[Records about charts and figures]
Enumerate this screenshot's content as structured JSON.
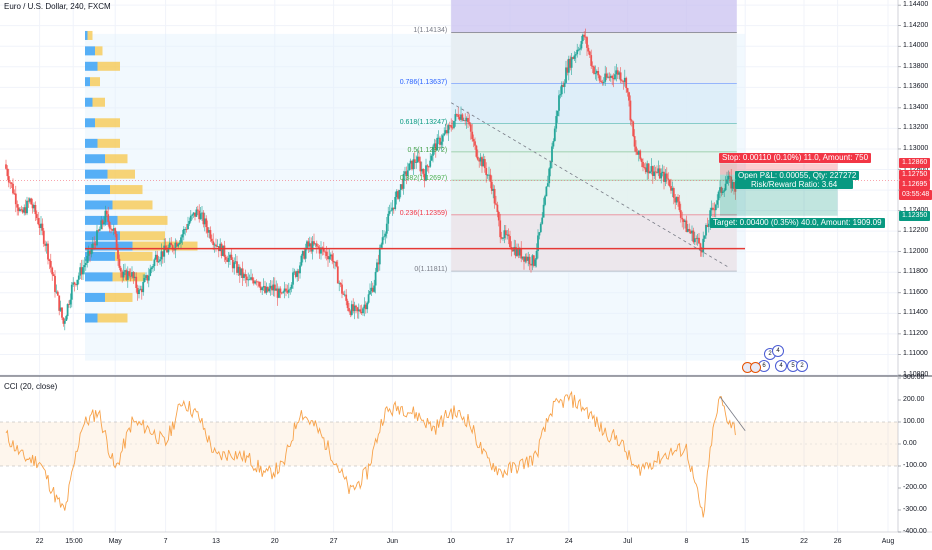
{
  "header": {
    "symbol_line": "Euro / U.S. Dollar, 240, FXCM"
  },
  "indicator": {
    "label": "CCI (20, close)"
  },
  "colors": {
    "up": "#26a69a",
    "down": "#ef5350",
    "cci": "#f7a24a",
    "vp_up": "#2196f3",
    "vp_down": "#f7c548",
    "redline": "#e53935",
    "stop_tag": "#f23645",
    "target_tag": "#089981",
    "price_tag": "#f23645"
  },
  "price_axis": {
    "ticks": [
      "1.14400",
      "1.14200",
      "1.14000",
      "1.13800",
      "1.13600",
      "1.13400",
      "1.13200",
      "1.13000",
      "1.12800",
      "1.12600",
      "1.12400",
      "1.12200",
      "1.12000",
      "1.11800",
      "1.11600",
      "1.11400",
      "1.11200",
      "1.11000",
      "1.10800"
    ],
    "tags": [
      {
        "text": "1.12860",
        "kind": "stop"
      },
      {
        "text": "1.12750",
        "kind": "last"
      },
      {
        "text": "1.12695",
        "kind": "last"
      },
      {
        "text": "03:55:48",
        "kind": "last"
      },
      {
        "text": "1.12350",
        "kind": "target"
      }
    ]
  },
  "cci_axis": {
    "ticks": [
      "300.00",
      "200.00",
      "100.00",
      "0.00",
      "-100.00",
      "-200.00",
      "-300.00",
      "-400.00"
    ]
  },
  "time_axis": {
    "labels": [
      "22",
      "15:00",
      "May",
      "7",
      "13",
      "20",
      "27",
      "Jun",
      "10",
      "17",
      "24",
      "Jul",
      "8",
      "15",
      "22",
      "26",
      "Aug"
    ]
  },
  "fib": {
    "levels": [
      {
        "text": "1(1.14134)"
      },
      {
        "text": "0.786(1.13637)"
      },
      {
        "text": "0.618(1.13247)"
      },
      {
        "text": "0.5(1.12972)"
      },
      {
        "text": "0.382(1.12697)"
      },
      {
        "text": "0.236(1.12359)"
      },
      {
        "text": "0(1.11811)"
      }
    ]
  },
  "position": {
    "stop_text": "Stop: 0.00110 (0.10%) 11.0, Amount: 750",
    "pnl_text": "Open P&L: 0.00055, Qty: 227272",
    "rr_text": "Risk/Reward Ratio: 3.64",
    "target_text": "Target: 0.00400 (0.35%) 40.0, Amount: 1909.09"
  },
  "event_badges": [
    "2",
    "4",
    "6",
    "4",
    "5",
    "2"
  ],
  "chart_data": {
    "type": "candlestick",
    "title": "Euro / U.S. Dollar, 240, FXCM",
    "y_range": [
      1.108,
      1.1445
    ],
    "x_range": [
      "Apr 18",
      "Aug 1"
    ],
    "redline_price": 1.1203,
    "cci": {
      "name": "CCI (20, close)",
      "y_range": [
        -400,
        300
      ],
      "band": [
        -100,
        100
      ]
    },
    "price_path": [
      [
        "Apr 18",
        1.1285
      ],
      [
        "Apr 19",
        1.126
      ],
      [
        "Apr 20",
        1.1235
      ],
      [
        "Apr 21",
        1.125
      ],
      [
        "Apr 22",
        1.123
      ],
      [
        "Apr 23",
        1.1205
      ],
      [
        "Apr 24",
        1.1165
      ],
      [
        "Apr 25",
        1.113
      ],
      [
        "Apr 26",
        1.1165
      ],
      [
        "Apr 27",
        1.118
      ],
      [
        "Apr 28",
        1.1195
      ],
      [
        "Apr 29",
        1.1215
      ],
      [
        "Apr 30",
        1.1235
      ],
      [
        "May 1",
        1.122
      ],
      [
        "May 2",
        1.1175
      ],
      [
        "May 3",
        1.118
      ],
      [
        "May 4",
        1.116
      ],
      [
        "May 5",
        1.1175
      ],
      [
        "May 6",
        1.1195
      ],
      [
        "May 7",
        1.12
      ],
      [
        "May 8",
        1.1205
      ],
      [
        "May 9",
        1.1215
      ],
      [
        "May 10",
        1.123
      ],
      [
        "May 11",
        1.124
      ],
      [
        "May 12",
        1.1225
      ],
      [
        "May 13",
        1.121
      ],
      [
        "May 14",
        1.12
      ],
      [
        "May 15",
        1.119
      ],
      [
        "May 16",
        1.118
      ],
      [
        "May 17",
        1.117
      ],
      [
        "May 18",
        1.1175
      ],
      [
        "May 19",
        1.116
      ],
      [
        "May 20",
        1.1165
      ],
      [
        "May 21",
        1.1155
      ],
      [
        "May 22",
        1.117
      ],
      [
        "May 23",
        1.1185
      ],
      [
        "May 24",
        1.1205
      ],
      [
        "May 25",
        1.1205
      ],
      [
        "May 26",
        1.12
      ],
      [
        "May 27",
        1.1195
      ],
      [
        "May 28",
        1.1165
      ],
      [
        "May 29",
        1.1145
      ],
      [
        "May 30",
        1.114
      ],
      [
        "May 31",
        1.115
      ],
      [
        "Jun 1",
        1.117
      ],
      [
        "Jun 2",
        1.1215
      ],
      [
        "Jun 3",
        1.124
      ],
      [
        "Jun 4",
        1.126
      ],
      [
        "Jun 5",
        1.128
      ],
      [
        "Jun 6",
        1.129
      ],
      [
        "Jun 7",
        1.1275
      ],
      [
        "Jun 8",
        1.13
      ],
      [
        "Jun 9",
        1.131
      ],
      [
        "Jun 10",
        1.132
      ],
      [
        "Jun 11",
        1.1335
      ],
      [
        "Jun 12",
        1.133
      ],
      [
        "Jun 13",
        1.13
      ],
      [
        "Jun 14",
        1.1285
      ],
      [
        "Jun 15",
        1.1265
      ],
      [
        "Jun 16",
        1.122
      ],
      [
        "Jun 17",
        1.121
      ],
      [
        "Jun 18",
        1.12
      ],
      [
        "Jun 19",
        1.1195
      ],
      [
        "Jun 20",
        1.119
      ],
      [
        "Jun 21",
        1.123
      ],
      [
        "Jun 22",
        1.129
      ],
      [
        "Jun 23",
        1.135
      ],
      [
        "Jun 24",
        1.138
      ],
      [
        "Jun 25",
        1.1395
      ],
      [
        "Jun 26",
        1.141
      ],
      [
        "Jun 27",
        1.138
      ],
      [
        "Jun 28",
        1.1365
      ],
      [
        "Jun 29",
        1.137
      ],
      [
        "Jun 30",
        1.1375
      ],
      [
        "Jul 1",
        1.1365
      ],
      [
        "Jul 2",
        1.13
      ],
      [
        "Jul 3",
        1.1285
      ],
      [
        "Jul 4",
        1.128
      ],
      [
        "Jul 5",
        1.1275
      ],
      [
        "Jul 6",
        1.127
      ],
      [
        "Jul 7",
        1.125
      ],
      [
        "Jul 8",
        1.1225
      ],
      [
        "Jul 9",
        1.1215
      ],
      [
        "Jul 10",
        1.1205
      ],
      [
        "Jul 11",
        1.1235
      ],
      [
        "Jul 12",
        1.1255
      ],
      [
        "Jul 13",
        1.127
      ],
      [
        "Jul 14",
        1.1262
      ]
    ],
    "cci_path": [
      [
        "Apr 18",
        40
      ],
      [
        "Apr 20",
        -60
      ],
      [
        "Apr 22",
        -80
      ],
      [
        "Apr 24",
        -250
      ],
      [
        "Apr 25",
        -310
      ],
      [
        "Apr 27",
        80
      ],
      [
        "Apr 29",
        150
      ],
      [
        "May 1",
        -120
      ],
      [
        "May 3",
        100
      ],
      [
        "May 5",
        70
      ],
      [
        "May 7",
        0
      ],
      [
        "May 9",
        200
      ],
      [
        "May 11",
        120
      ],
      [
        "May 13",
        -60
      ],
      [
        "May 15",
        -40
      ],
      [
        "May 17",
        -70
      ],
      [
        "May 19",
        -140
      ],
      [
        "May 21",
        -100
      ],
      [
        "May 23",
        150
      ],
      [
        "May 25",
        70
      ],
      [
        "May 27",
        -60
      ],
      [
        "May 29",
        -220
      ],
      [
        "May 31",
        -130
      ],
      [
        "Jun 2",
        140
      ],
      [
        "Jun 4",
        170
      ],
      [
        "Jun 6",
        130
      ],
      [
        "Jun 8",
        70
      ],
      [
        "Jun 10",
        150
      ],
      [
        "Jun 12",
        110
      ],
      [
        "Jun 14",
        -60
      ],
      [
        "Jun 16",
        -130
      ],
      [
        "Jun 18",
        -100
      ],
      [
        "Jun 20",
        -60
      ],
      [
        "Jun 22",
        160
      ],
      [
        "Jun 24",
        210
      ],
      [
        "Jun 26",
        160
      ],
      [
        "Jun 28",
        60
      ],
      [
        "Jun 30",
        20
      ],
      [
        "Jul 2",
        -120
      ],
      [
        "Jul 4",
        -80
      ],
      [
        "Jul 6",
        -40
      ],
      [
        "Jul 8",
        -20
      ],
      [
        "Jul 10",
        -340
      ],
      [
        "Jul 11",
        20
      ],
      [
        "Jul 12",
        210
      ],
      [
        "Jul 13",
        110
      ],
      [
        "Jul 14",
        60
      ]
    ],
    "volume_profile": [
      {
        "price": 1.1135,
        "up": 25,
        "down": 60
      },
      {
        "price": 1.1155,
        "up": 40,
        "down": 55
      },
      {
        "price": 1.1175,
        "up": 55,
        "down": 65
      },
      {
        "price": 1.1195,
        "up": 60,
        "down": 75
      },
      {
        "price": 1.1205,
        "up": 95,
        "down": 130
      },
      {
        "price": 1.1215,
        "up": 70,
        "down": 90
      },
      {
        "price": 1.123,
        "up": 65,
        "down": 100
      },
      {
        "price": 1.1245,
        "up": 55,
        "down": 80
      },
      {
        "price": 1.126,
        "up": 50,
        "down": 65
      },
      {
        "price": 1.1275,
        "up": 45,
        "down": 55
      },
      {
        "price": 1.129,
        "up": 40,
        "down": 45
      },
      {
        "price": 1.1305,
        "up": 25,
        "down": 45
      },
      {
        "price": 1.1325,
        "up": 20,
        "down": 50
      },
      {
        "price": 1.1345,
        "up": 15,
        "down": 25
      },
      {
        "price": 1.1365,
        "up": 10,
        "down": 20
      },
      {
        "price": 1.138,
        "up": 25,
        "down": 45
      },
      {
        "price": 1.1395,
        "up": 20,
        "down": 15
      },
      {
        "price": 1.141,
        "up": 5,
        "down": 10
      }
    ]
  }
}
---
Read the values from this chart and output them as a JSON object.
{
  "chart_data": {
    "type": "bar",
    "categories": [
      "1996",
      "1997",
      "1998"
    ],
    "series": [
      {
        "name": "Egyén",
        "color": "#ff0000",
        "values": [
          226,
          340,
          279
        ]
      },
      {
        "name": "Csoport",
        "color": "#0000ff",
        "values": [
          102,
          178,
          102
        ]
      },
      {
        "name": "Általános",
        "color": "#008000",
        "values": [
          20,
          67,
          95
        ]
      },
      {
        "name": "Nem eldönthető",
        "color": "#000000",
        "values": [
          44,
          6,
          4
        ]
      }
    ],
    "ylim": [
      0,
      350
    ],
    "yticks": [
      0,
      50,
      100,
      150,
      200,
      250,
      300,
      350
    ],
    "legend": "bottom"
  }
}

Stated problem:
Which lines hold the word "JSON"? Copy all of them.

Correct response:
Enumerate this screenshot's content as structured JSON.
Read the values from this chart and output them as a JSON object.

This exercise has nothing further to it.